# [What the exercise asks]
Scan the data below for the string "annotation". Copy every line where it appears.
::: Task inputs
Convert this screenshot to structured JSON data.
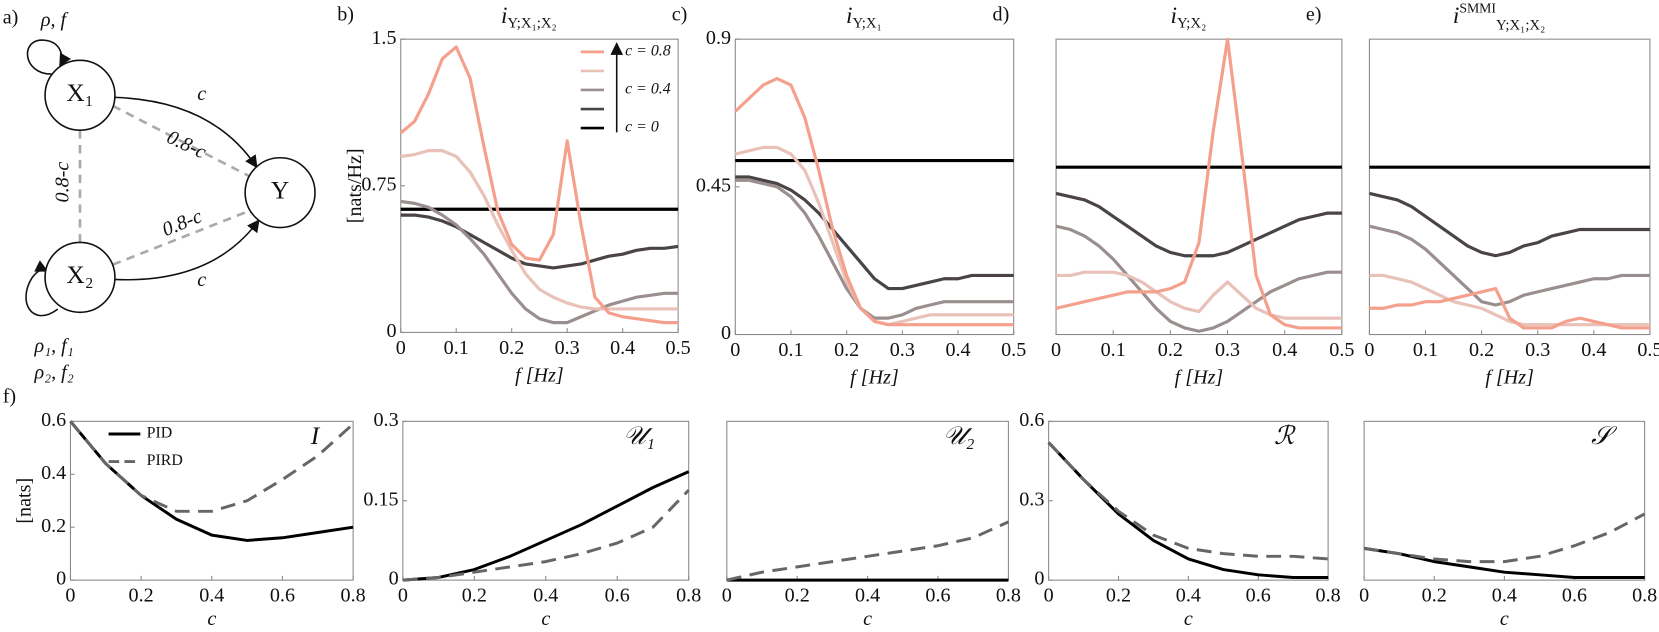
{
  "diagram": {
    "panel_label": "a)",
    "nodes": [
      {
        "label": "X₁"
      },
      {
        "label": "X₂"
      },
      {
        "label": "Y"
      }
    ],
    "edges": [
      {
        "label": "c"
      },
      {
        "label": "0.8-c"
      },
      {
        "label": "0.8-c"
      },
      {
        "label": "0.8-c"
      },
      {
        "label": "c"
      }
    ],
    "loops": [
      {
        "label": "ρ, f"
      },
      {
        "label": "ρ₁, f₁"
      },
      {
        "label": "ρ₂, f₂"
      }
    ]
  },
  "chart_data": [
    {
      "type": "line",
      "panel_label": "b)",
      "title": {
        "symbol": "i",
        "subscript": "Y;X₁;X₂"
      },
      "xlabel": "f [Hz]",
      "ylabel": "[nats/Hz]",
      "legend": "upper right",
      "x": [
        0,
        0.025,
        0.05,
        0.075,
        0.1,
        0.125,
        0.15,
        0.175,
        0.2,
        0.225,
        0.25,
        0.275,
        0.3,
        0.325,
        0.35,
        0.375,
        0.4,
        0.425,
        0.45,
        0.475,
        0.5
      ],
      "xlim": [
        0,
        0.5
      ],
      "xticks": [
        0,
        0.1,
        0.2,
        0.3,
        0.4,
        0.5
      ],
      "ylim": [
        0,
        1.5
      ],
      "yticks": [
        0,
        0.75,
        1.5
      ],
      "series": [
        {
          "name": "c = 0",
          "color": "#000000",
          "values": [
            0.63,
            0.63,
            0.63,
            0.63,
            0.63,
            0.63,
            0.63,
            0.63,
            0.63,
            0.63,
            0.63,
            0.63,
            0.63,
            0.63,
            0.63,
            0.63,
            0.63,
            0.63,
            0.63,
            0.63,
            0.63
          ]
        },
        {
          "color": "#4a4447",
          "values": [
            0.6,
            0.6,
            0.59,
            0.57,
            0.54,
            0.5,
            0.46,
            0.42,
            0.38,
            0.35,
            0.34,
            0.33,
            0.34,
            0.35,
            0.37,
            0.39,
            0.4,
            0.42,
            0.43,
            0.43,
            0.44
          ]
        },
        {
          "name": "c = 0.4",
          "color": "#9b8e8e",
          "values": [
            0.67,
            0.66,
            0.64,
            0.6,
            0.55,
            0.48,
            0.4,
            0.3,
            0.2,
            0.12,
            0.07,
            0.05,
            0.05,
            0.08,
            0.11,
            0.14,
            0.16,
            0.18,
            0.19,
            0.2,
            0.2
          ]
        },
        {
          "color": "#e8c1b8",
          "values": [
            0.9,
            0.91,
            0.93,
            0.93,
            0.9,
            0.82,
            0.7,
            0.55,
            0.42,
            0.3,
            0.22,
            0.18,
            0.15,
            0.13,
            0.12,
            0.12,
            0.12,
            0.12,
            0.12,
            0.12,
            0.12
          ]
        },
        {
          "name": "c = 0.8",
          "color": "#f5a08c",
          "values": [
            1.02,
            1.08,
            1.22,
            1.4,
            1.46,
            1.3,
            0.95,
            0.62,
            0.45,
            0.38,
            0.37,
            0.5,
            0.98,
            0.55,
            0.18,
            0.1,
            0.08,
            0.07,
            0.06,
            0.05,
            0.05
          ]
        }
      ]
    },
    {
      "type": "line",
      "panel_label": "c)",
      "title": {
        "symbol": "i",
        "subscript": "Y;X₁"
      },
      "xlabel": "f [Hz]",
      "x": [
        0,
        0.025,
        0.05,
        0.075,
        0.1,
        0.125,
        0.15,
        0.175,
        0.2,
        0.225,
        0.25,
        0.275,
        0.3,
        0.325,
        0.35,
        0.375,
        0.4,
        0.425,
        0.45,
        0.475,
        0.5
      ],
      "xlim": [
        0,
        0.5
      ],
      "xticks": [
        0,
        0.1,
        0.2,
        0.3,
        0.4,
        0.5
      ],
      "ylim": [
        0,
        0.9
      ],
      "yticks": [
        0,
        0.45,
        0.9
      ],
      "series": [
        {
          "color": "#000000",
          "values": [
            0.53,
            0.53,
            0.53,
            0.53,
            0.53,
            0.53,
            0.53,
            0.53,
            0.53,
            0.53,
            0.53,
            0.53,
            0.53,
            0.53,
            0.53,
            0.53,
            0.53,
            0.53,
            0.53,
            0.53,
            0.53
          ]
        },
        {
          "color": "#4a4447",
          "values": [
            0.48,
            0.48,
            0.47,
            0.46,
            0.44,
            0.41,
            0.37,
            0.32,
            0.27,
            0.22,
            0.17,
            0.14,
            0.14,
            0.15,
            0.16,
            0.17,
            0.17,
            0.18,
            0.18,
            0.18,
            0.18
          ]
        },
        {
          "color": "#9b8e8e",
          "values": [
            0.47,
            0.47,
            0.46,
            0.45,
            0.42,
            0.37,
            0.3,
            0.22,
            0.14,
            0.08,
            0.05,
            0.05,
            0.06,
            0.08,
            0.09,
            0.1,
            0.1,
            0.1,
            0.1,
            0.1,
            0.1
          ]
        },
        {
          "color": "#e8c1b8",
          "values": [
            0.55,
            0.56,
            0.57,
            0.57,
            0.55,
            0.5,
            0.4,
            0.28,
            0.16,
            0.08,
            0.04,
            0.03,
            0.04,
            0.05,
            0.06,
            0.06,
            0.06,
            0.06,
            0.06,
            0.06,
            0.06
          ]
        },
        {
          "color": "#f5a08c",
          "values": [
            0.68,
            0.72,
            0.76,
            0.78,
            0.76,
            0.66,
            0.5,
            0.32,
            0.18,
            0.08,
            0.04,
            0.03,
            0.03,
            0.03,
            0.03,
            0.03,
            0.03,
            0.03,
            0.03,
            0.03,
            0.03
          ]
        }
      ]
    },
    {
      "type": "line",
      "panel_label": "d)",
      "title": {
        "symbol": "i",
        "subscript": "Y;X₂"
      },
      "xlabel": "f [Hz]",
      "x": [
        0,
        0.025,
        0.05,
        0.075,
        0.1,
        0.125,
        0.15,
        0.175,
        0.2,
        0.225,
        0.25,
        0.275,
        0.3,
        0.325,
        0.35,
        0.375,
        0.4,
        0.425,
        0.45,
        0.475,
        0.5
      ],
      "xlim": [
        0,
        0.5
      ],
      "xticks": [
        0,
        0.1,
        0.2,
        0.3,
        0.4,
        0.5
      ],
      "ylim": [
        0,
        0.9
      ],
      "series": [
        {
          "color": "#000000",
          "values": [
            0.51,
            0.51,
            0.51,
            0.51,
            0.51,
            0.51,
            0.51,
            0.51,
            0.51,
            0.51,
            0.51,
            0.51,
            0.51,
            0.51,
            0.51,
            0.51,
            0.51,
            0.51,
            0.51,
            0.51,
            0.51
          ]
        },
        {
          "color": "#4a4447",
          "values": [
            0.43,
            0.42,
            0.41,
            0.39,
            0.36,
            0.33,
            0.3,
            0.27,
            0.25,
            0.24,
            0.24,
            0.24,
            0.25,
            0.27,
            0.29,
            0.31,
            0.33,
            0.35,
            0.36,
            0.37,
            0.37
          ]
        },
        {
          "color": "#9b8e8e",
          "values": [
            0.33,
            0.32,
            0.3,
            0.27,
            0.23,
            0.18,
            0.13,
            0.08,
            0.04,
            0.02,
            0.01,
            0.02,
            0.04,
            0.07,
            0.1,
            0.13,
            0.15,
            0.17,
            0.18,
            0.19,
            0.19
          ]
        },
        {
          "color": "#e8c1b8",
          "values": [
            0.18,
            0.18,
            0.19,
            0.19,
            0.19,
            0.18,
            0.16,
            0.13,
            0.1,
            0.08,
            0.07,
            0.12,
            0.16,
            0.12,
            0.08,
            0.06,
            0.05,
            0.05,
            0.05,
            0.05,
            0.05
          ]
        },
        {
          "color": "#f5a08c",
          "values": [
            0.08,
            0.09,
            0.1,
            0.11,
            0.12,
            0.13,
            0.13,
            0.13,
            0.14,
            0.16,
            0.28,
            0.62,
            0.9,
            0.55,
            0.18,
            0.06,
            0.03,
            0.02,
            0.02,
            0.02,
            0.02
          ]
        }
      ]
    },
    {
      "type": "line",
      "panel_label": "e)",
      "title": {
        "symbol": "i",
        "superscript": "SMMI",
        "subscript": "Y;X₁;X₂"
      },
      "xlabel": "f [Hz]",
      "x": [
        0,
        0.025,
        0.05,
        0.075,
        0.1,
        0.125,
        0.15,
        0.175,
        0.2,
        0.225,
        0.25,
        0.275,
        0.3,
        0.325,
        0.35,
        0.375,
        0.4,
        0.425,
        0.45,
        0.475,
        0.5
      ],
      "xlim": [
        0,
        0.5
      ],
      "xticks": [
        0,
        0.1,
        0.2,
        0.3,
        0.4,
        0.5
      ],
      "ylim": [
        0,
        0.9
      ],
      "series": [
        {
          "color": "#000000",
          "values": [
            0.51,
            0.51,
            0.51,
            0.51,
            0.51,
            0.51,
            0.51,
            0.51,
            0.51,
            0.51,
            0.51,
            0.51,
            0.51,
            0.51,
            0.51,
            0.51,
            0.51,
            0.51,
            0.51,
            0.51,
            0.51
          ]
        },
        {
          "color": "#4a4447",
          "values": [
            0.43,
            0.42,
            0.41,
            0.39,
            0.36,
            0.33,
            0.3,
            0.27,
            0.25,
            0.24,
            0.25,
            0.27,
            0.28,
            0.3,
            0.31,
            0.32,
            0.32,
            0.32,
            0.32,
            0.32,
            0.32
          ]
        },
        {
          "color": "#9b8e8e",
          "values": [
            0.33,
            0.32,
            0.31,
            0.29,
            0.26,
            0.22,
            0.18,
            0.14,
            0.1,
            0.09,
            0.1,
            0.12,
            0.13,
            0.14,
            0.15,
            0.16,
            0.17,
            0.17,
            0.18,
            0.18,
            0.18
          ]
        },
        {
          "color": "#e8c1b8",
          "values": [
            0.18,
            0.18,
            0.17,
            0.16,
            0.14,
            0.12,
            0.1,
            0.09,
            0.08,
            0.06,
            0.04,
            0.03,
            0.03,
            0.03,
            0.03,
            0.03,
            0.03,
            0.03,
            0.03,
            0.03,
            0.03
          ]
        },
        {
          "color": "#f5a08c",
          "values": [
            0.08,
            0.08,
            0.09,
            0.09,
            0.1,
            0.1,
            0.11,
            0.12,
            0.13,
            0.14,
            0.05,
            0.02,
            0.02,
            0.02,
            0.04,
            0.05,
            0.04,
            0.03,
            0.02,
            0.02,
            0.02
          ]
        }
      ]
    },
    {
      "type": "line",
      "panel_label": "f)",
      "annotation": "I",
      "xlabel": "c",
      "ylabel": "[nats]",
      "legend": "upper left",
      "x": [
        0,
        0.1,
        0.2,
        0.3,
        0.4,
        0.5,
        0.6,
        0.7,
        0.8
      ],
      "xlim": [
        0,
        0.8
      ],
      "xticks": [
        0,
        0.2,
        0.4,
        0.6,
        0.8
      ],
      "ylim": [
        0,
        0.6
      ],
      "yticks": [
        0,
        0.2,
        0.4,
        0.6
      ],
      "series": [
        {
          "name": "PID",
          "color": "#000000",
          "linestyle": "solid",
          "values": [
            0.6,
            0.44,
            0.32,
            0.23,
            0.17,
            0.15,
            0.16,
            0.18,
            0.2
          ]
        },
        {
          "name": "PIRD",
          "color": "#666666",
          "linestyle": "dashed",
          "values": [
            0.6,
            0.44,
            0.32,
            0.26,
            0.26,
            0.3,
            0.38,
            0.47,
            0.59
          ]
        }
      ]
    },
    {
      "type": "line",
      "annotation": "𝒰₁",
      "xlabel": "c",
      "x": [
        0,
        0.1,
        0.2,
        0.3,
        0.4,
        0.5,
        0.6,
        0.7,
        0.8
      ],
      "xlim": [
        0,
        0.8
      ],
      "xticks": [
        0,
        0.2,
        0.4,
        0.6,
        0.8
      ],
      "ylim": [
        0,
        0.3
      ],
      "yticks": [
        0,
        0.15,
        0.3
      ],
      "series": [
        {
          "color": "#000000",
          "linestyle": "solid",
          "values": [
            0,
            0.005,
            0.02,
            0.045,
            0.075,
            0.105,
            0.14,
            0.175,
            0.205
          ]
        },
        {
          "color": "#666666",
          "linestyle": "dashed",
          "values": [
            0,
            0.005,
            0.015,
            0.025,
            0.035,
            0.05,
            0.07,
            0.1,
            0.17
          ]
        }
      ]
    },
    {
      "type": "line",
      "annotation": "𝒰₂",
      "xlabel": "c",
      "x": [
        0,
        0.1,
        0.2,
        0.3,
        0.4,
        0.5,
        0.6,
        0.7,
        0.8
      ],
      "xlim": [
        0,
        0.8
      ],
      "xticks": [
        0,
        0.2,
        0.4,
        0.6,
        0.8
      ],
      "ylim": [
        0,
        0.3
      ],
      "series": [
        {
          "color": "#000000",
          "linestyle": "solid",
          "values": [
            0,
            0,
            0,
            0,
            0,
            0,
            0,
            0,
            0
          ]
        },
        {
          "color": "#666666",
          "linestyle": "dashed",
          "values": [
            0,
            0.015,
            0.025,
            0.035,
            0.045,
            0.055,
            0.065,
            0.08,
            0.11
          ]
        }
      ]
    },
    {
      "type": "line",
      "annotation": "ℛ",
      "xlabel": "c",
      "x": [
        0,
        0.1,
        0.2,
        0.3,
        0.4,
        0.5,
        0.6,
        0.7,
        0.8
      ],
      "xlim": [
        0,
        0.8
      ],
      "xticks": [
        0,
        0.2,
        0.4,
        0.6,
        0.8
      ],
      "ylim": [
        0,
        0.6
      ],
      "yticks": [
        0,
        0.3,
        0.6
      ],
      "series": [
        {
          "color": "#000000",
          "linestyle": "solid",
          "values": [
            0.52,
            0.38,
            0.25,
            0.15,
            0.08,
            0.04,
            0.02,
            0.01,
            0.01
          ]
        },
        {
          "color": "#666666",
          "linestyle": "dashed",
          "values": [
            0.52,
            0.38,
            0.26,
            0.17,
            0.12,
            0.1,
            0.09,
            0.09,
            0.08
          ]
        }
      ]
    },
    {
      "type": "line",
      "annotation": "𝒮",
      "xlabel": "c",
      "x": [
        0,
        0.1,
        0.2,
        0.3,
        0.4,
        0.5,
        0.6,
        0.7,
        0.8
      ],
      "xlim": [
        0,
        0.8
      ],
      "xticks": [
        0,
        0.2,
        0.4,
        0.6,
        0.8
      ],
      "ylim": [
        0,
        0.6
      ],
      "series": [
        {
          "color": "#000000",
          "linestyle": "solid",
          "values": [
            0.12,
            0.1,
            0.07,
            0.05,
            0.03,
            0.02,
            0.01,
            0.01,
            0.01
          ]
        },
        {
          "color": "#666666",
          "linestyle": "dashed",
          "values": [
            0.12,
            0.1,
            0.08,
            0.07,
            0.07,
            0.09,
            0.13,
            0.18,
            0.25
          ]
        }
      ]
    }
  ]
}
::::::
# [Result below]
      "annotation": "I",
      "annotation": "𝒰₁",
      "annotation": "𝒰₂",
      "annotation": "ℛ",
      "annotation": "𝒮",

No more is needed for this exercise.